→ **Task requirements**: List every line in this data where the string "output" occurs.

— BEGIN Data shown —

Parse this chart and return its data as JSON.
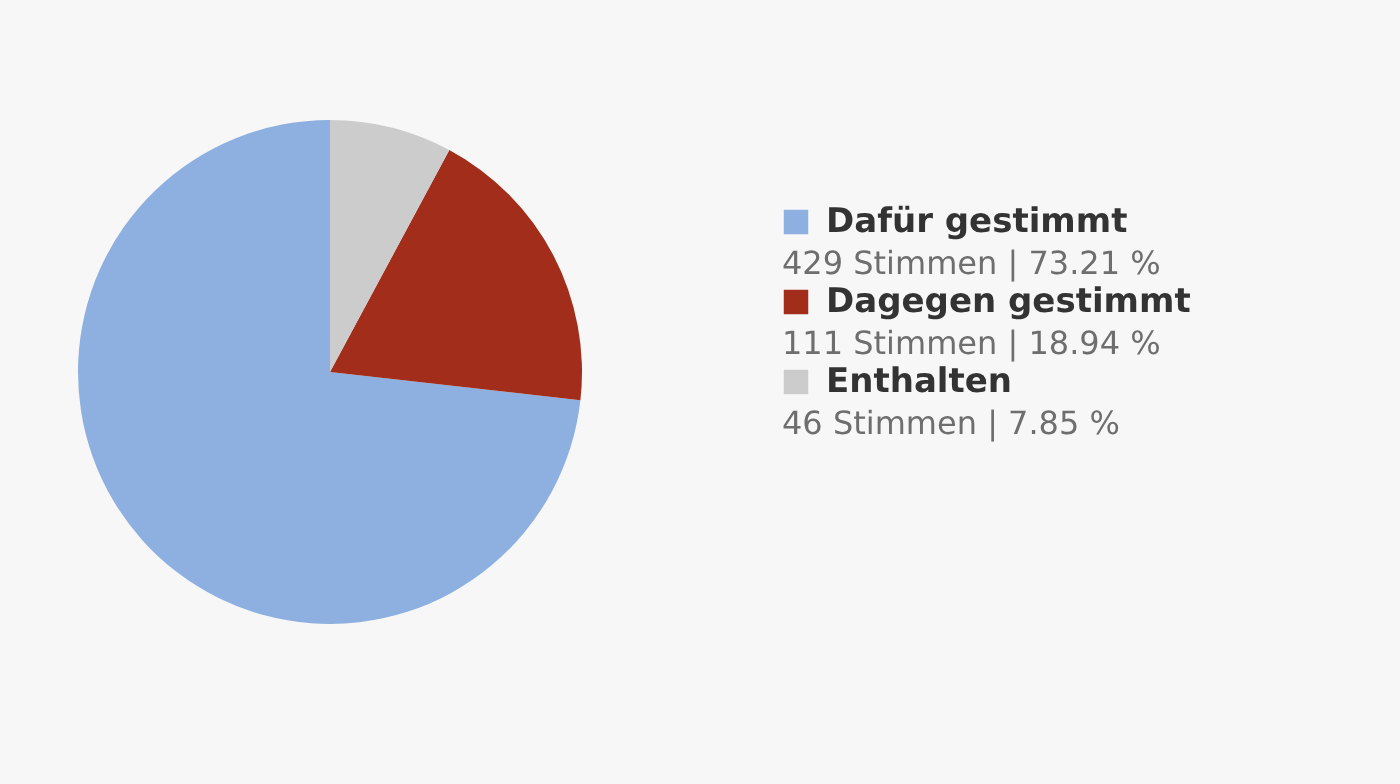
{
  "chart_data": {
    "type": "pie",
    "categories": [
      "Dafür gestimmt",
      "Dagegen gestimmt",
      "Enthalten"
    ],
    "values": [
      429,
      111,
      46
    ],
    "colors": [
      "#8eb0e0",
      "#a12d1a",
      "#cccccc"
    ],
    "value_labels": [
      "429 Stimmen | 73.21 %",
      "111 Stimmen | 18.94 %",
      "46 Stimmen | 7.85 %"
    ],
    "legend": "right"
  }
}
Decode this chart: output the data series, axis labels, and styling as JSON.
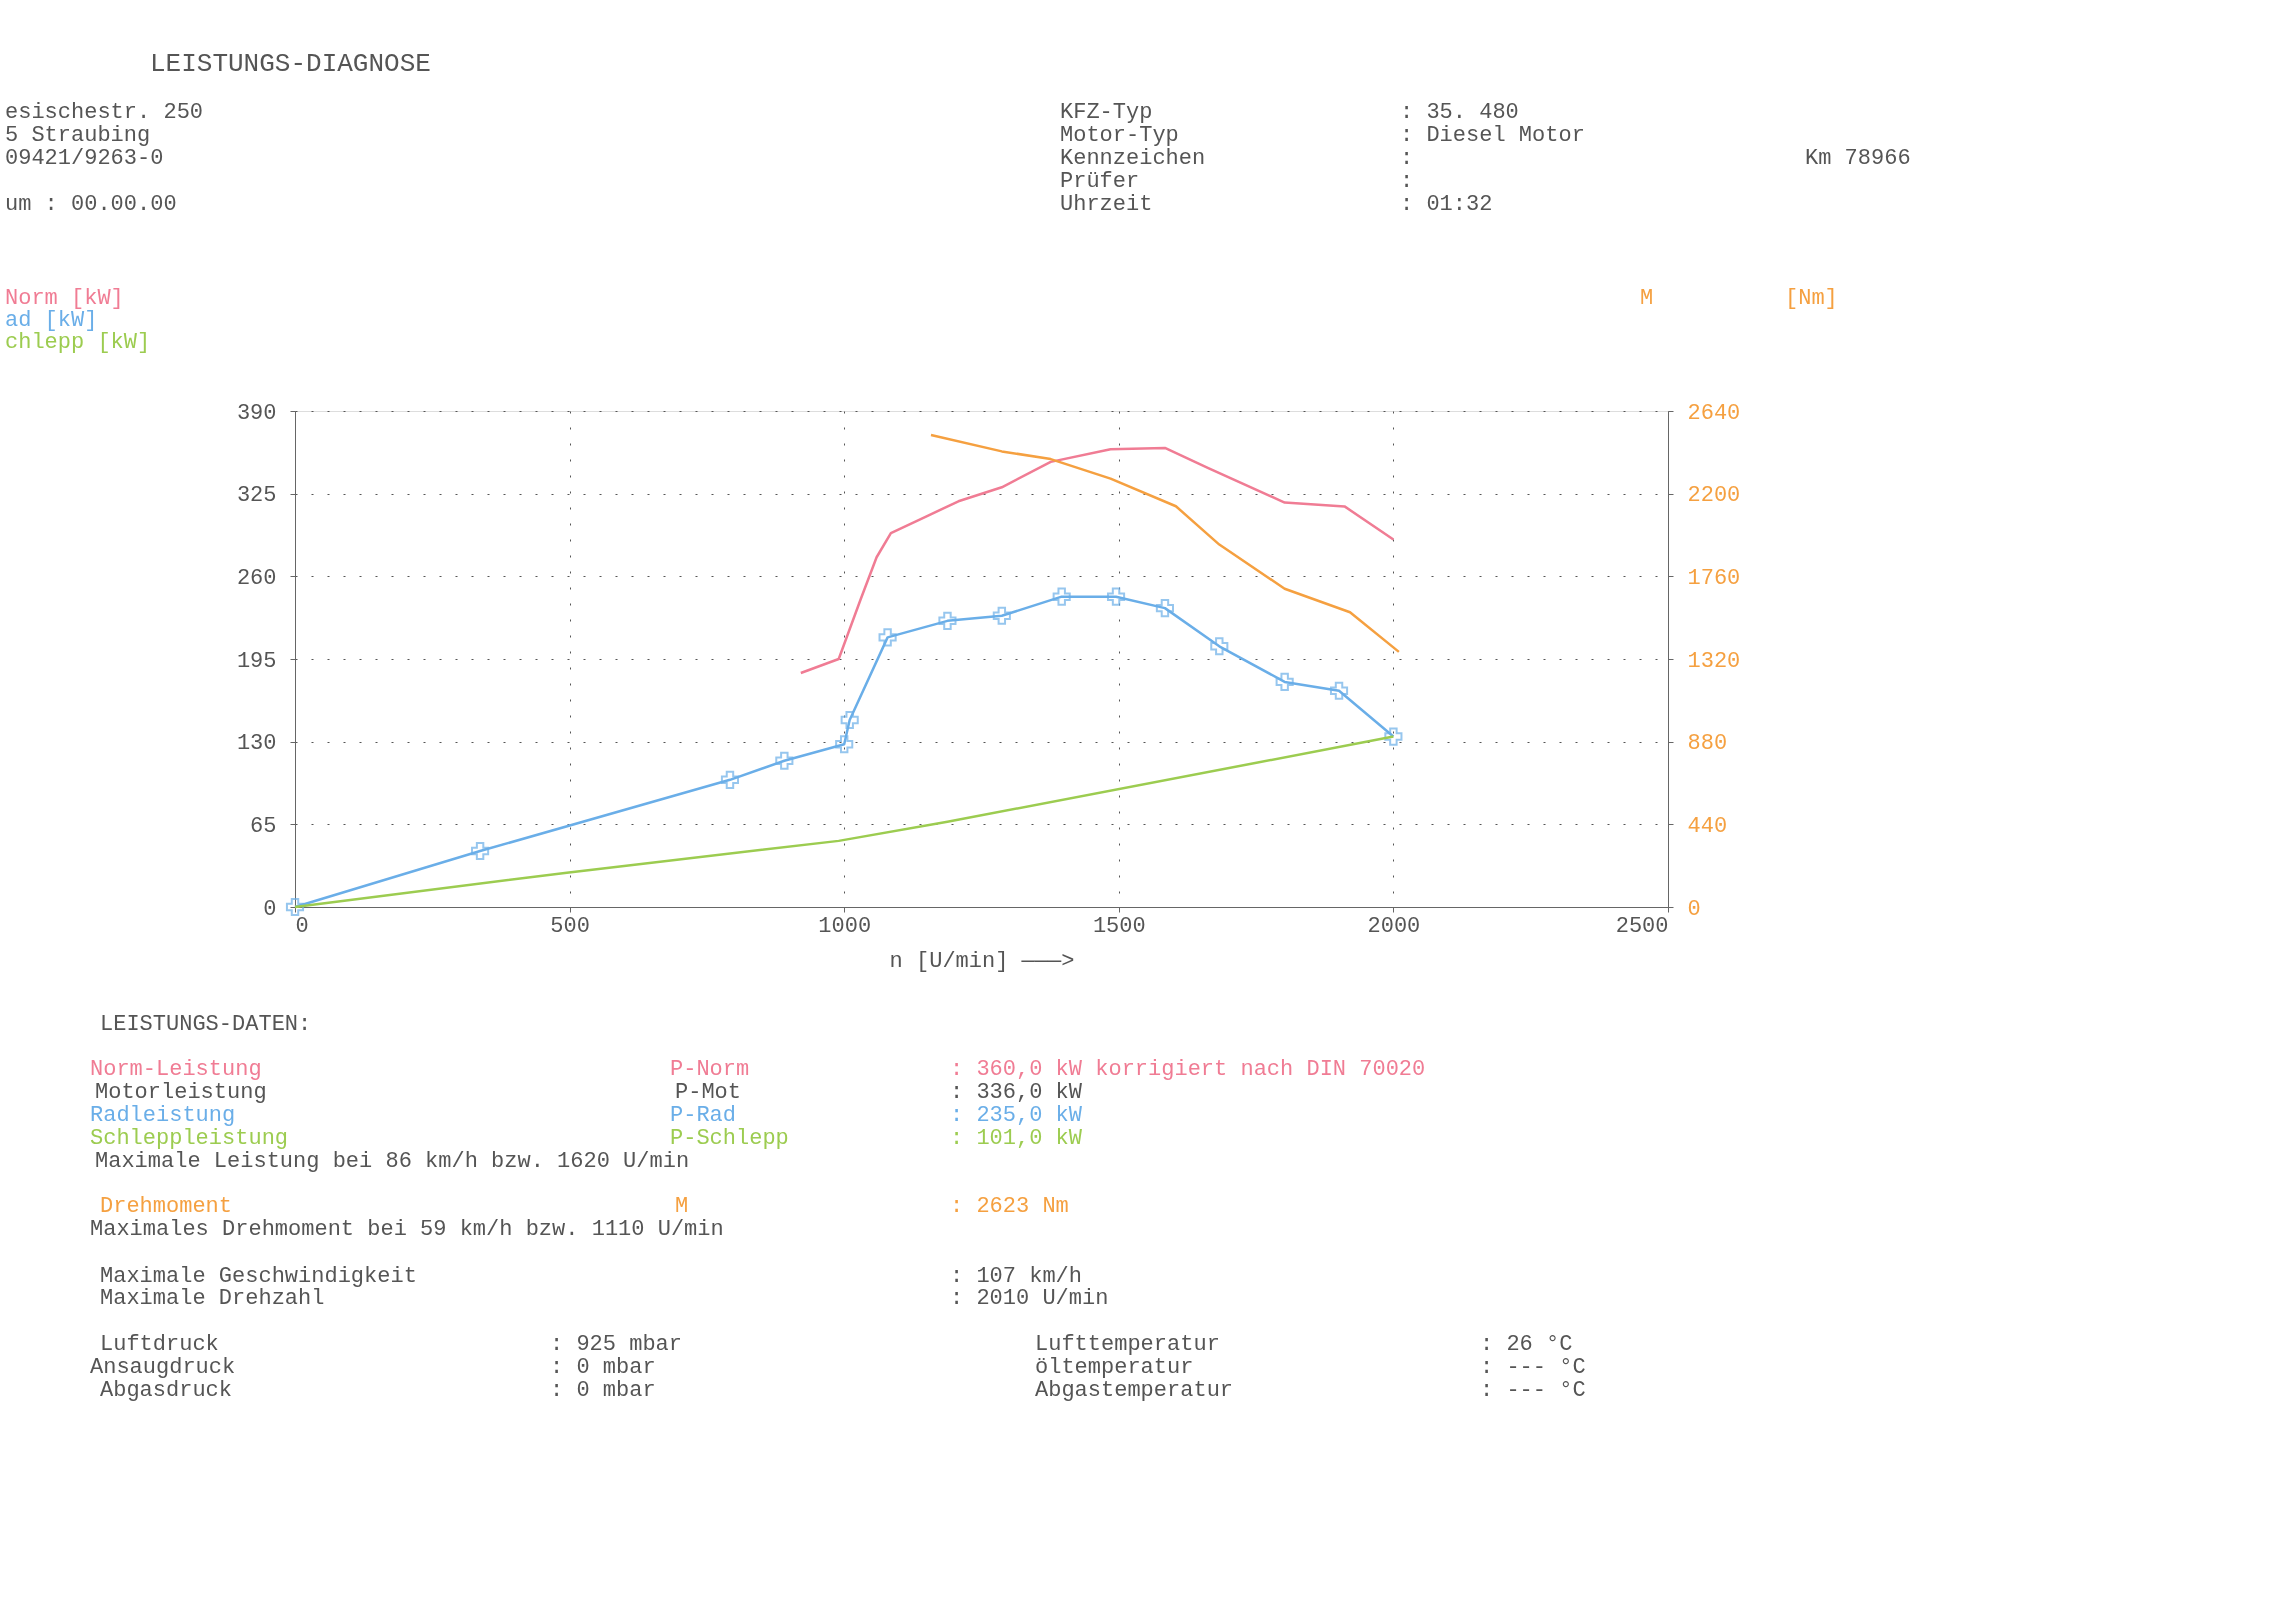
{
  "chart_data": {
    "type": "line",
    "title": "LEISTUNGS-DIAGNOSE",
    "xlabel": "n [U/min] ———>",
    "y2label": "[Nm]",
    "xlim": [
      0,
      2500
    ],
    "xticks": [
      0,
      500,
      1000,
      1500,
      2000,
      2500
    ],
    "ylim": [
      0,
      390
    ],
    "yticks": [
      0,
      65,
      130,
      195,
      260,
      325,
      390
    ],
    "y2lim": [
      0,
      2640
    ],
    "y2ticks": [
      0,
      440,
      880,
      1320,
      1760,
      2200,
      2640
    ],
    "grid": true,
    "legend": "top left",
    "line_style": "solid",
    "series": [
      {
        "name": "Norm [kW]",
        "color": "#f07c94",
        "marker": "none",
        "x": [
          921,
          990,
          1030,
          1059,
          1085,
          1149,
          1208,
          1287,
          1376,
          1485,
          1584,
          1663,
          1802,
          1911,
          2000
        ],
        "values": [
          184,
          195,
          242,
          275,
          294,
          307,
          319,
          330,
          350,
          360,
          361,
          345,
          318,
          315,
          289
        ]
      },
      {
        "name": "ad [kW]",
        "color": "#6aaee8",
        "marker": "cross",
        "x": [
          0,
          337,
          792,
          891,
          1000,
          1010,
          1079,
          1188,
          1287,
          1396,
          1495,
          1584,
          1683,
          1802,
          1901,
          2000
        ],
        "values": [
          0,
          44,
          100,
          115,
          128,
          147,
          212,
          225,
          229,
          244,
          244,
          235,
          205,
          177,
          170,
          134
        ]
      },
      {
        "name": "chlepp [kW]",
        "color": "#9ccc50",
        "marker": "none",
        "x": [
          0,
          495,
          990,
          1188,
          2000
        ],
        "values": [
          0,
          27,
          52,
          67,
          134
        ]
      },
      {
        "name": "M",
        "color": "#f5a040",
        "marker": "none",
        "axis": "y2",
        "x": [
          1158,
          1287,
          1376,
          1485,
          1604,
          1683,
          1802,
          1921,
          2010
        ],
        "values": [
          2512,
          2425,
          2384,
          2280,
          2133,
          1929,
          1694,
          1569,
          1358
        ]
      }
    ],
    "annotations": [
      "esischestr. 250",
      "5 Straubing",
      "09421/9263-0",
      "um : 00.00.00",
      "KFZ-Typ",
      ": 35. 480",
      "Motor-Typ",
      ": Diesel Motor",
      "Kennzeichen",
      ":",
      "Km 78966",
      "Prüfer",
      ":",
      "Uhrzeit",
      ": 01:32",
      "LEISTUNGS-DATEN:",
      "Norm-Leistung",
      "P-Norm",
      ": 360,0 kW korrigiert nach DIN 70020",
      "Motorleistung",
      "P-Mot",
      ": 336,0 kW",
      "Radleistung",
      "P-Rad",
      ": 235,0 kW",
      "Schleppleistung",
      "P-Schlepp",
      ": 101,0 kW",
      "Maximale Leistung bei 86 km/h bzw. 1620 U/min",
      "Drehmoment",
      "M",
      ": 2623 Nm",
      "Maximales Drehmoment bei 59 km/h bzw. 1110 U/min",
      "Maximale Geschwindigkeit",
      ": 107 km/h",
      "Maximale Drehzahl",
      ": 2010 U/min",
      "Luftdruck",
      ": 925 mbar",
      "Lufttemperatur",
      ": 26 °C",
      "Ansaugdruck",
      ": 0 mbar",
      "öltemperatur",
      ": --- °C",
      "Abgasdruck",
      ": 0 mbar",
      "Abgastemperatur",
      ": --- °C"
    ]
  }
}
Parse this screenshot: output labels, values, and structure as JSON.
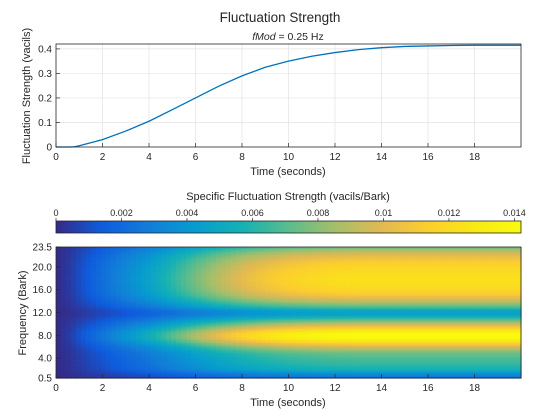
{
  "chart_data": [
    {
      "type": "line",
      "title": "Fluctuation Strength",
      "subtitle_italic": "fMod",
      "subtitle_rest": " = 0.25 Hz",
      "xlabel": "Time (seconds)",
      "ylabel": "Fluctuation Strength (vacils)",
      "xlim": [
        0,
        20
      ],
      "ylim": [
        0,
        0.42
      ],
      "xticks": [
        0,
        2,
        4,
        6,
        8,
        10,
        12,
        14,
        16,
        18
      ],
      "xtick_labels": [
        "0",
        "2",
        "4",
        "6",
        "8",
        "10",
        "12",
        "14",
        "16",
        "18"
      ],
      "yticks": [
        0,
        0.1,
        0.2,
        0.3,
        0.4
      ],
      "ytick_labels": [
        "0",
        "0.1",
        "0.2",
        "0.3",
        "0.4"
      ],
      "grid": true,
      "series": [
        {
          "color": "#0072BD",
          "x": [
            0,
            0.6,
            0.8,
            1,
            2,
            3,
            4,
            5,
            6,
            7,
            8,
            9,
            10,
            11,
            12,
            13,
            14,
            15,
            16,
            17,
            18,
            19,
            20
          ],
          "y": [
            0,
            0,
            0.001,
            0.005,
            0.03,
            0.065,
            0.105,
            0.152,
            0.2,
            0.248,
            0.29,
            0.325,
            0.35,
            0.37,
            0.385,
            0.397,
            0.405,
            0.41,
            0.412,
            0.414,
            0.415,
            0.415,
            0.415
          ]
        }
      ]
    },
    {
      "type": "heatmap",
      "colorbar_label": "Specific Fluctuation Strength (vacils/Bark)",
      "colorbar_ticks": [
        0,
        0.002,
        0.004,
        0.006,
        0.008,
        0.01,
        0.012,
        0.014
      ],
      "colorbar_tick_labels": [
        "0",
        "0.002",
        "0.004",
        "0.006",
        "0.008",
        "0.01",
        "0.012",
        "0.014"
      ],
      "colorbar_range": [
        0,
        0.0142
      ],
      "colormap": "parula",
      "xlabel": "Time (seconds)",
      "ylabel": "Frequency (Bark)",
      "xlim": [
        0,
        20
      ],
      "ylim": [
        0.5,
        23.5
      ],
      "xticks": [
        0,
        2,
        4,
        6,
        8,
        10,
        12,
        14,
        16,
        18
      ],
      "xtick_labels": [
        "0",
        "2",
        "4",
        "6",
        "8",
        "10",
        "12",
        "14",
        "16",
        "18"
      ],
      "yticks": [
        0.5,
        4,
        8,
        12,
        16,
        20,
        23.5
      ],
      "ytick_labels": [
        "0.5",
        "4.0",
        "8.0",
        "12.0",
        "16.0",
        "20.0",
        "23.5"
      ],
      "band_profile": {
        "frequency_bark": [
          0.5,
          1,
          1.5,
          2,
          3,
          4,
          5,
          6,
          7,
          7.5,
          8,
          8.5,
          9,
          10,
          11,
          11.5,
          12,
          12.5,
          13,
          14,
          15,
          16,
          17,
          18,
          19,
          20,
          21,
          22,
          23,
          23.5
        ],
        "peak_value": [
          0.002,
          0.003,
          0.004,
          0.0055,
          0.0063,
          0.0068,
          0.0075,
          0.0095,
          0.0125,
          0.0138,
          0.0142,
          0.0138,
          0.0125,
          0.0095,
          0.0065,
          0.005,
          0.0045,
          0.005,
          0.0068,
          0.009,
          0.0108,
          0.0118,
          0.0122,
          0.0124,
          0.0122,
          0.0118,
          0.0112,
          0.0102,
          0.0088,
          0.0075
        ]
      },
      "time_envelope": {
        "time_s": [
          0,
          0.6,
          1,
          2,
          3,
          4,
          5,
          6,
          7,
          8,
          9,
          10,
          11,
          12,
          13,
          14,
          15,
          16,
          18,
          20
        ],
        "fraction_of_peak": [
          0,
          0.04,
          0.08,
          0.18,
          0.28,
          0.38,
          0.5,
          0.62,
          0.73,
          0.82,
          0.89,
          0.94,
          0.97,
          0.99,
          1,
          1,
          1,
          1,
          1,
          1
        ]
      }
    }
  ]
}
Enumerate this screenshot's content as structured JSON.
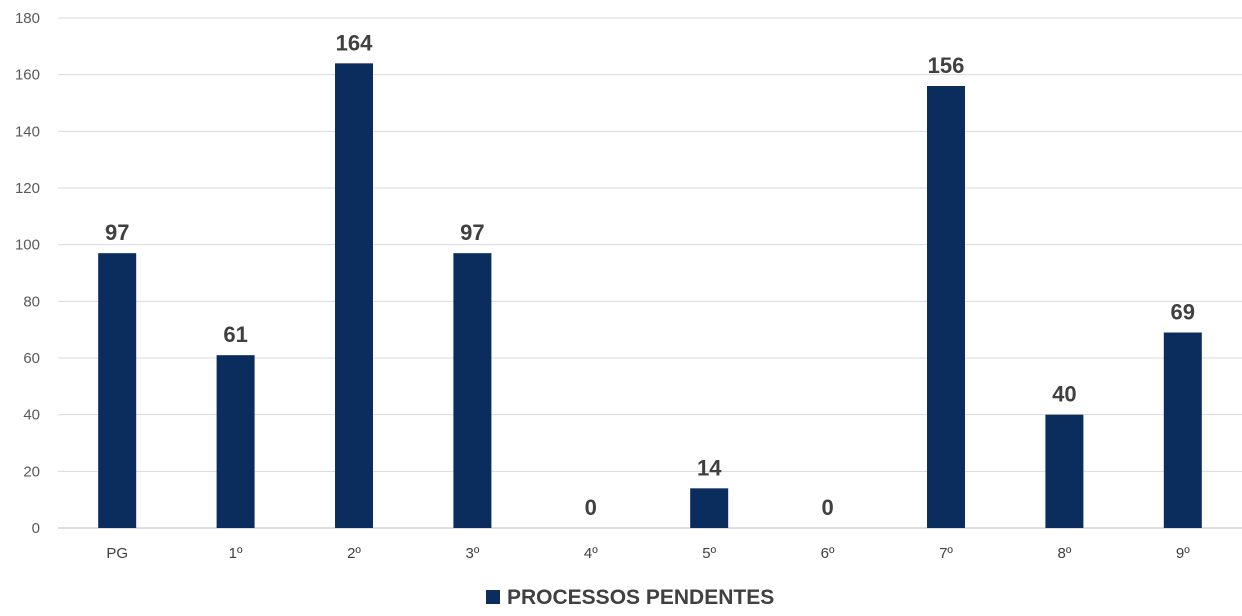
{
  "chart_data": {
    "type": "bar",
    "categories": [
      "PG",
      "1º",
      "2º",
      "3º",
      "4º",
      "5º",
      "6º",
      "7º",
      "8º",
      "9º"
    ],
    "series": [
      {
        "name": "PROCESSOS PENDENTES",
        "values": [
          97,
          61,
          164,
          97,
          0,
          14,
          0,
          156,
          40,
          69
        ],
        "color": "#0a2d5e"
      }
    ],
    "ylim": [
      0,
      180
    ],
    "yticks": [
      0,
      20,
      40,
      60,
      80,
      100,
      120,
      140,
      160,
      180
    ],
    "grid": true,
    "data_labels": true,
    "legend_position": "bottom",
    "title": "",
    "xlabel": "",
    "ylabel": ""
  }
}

— END Data shown —

→ **Written reply**:
Decode this chart: output the data series, axis labels, and styling as JSON.
Parse this screenshot: output labels, values, and structure as JSON.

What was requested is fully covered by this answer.